- [RECORDS SHOWN]
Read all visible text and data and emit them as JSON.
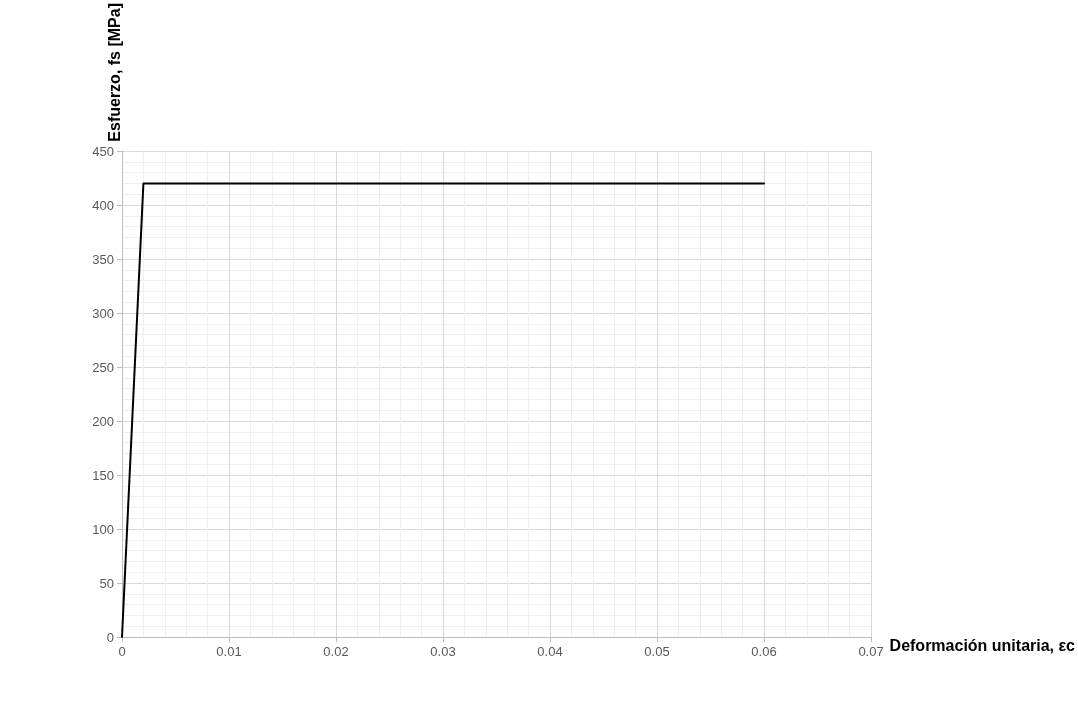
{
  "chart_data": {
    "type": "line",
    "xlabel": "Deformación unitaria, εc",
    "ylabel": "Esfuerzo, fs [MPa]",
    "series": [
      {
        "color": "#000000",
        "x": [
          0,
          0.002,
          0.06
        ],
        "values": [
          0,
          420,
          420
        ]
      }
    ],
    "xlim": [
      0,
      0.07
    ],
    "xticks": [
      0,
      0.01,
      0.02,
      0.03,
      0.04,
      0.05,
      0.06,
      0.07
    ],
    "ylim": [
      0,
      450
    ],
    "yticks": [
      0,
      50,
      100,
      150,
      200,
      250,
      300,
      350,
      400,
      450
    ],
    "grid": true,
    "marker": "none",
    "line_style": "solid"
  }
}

- [EXERCISE AIM]
From the listing above, print every entry precisely and drop the pictures.

- [ANSWER TO THIS EXERCISE]
Read all visible text and data and emit them as JSON.
{
  "chart_data": {
    "type": "line",
    "xlabel": "Deformación unitaria, εc",
    "ylabel": "Esfuerzo, fs [MPa]",
    "series": [
      {
        "color": "#000000",
        "x": [
          0,
          0.002,
          0.06
        ],
        "values": [
          0,
          420,
          420
        ]
      }
    ],
    "xlim": [
      0,
      0.07
    ],
    "xticks": [
      0,
      0.01,
      0.02,
      0.03,
      0.04,
      0.05,
      0.06,
      0.07
    ],
    "ylim": [
      0,
      450
    ],
    "yticks": [
      0,
      50,
      100,
      150,
      200,
      250,
      300,
      350,
      400,
      450
    ],
    "grid": true,
    "marker": "none",
    "line_style": "solid"
  }
}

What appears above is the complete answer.